• **Written instruction**: Pull every line containing "JSON" from the entries.

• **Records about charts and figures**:
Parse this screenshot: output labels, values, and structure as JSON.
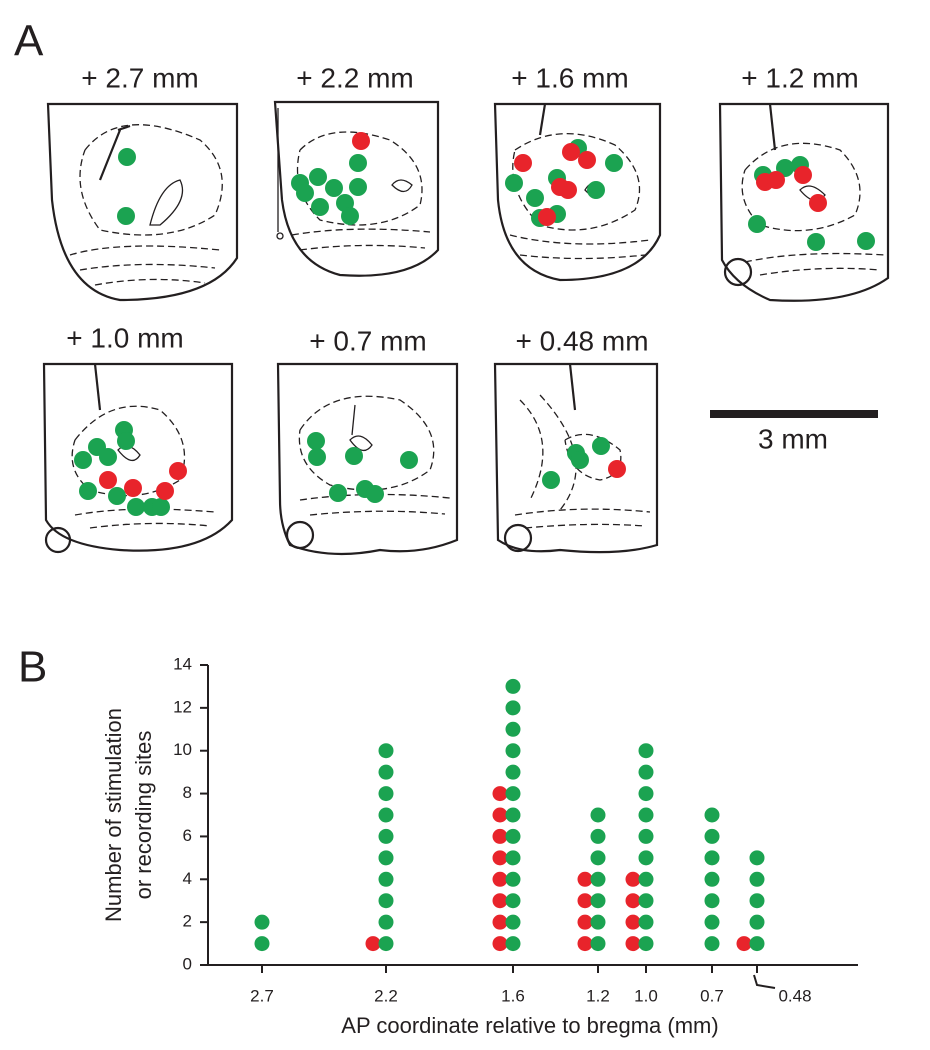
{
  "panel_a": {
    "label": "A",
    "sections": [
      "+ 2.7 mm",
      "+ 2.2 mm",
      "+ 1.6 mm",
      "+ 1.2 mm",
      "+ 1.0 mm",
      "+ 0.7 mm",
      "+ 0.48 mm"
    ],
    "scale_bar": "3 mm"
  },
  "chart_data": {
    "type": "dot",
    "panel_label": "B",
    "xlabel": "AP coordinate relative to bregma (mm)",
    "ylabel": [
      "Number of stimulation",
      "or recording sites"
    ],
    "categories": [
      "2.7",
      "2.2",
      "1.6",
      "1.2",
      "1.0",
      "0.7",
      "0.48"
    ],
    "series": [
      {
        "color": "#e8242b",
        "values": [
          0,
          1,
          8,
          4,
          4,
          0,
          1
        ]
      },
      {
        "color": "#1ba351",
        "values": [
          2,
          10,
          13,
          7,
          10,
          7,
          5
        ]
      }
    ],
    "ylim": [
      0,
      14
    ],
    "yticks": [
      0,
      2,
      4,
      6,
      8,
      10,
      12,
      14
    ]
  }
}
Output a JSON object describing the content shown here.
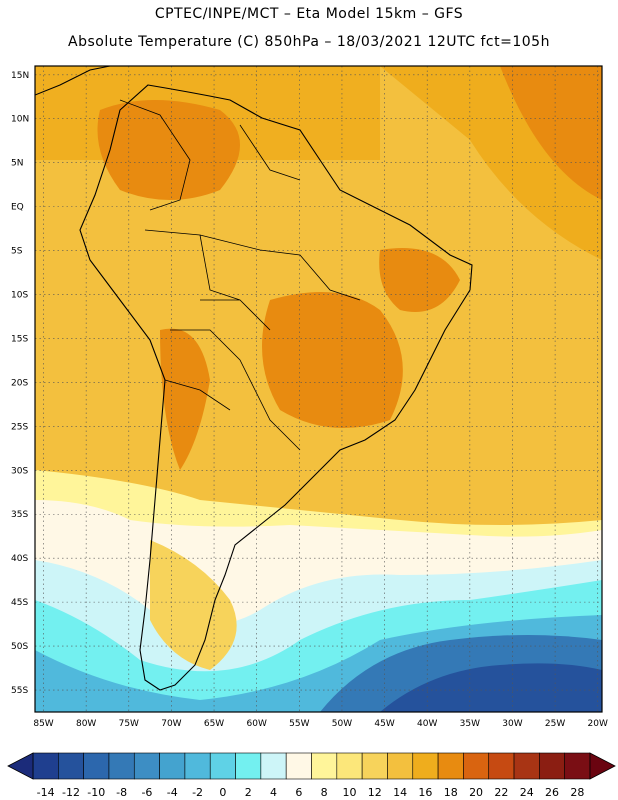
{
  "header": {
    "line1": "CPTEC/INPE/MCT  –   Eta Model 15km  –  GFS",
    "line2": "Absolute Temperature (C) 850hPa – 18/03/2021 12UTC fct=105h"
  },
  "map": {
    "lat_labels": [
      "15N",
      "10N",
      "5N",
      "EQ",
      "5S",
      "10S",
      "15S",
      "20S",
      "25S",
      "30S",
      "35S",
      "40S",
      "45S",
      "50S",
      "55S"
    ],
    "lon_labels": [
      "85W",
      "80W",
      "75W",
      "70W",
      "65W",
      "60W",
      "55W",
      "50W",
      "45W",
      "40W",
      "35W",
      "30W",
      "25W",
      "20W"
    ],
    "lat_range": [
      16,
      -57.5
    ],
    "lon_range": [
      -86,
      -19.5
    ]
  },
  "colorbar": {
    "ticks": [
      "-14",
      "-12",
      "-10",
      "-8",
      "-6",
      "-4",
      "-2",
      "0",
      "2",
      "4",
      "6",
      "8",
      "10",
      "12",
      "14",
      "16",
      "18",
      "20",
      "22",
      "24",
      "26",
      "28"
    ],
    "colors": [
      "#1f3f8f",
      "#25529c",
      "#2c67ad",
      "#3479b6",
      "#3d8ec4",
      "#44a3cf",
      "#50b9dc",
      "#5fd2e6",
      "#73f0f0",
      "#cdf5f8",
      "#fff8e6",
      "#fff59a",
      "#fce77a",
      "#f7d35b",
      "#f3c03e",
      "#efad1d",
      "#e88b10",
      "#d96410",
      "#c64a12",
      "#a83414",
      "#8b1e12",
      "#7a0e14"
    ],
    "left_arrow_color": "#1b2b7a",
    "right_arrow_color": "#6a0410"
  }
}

• **Output for this task**:
Parse this screenshot: output labels, values, and structure as JSON.
Output a JSON object describing the content shown here.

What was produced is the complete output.